EXERCISE DIRECTIONS: Exactly repeat the material, dropping only the pictures.

PROVIDED DATA:
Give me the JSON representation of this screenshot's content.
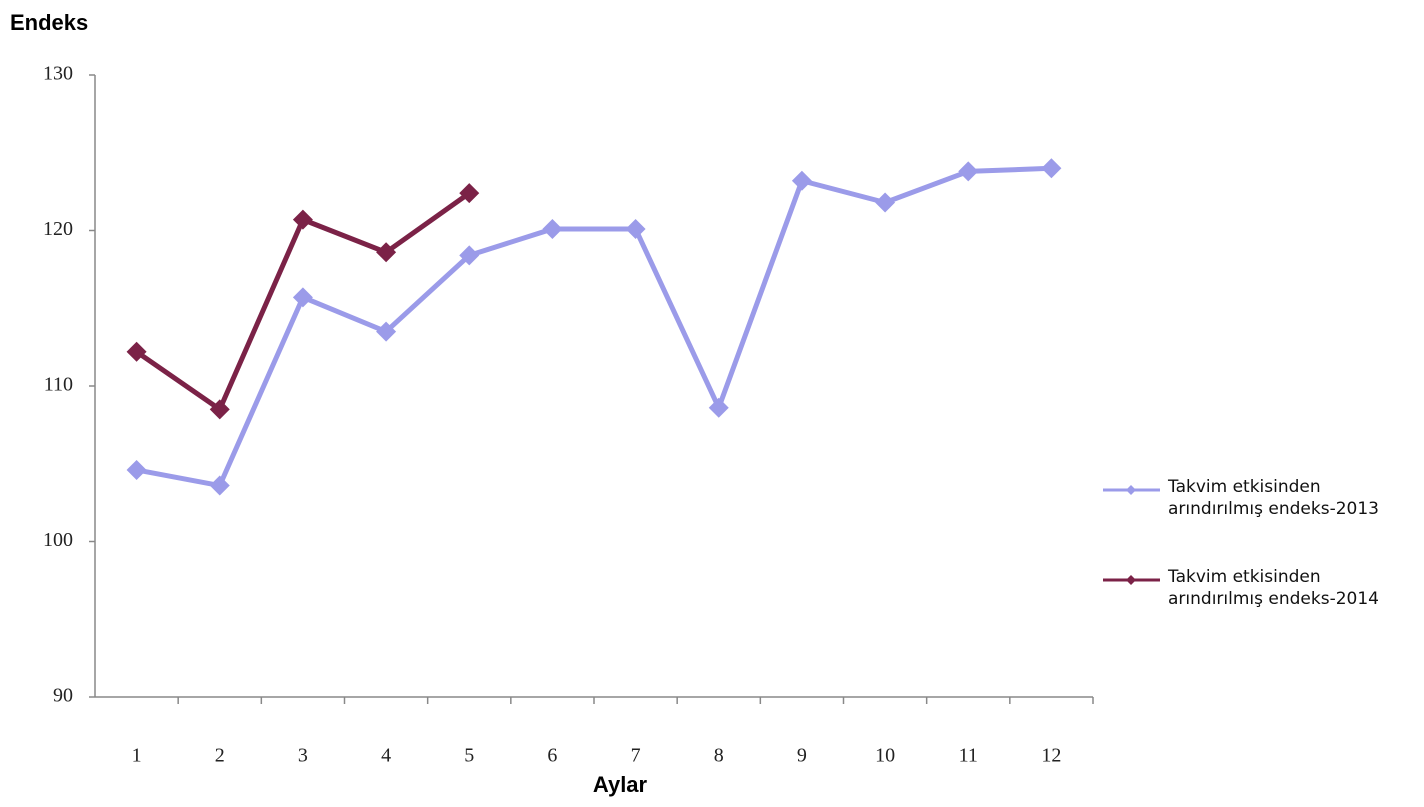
{
  "chart_data": {
    "type": "line",
    "y_label": "Endeks",
    "x_label": "Aylar",
    "categories": [
      "1",
      "2",
      "3",
      "4",
      "5",
      "6",
      "7",
      "8",
      "9",
      "10",
      "11",
      "12"
    ],
    "series": [
      {
        "name": "Takvim etkisinden arındırılmış endeks-2013",
        "color": "#9b9be9",
        "values": [
          104.6,
          103.6,
          115.7,
          113.5,
          118.4,
          120.1,
          120.1,
          108.6,
          123.2,
          121.8,
          123.8,
          124.0
        ]
      },
      {
        "name": "Takvim etkisinden arındırılmış endeks-2014",
        "color": "#7b2247",
        "values": [
          112.2,
          108.5,
          120.7,
          118.6,
          122.4,
          null,
          null,
          null,
          null,
          null,
          null,
          null
        ]
      }
    ],
    "ylim": [
      90,
      130
    ],
    "yticks": [
      90,
      100,
      110,
      120,
      130
    ],
    "legend": "right"
  }
}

WRITTEN ANSWER:
Give me the JSON representation of this screenshot's content.
{
  "chart_data": {
    "type": "line",
    "y_label": "Endeks",
    "x_label": "Aylar",
    "categories": [
      "1",
      "2",
      "3",
      "4",
      "5",
      "6",
      "7",
      "8",
      "9",
      "10",
      "11",
      "12"
    ],
    "series": [
      {
        "name": "Takvim etkisinden arındırılmış endeks-2013",
        "color": "#9b9be9",
        "values": [
          104.6,
          103.6,
          115.7,
          113.5,
          118.4,
          120.1,
          120.1,
          108.6,
          123.2,
          121.8,
          123.8,
          124.0
        ]
      },
      {
        "name": "Takvim etkisinden arındırılmış endeks-2014",
        "color": "#7b2247",
        "values": [
          112.2,
          108.5,
          120.7,
          118.6,
          122.4,
          null,
          null,
          null,
          null,
          null,
          null,
          null
        ]
      }
    ],
    "ylim": [
      90,
      130
    ],
    "yticks": [
      90,
      100,
      110,
      120,
      130
    ],
    "legend": "right"
  }
}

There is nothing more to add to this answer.